=== Given records ===
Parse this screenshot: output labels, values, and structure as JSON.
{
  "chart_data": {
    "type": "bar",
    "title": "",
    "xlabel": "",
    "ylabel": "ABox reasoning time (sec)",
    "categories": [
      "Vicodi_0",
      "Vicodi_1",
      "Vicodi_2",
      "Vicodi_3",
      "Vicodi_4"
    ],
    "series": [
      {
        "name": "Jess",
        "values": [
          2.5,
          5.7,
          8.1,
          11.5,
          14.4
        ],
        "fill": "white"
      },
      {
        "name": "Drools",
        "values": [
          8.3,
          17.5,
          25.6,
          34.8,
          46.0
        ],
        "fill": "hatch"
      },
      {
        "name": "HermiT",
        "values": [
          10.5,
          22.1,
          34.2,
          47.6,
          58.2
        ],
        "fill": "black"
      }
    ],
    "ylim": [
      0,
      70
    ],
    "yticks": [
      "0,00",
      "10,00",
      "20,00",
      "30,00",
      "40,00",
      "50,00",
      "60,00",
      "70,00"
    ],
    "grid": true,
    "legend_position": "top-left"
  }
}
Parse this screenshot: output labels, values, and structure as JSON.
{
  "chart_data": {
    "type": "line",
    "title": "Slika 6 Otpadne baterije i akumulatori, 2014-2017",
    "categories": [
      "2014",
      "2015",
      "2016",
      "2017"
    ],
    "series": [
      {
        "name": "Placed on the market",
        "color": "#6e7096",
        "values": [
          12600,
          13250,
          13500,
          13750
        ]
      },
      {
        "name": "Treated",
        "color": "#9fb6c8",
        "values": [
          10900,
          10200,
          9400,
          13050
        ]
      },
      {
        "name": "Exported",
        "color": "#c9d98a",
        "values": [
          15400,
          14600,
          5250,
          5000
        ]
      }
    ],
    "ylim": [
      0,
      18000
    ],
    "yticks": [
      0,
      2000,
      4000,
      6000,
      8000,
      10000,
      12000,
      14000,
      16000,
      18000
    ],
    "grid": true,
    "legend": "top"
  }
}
===
# What to produce:
Looking at the entries above, say how many lines contain the word "color". Only the number is wanted.

# Written response:
3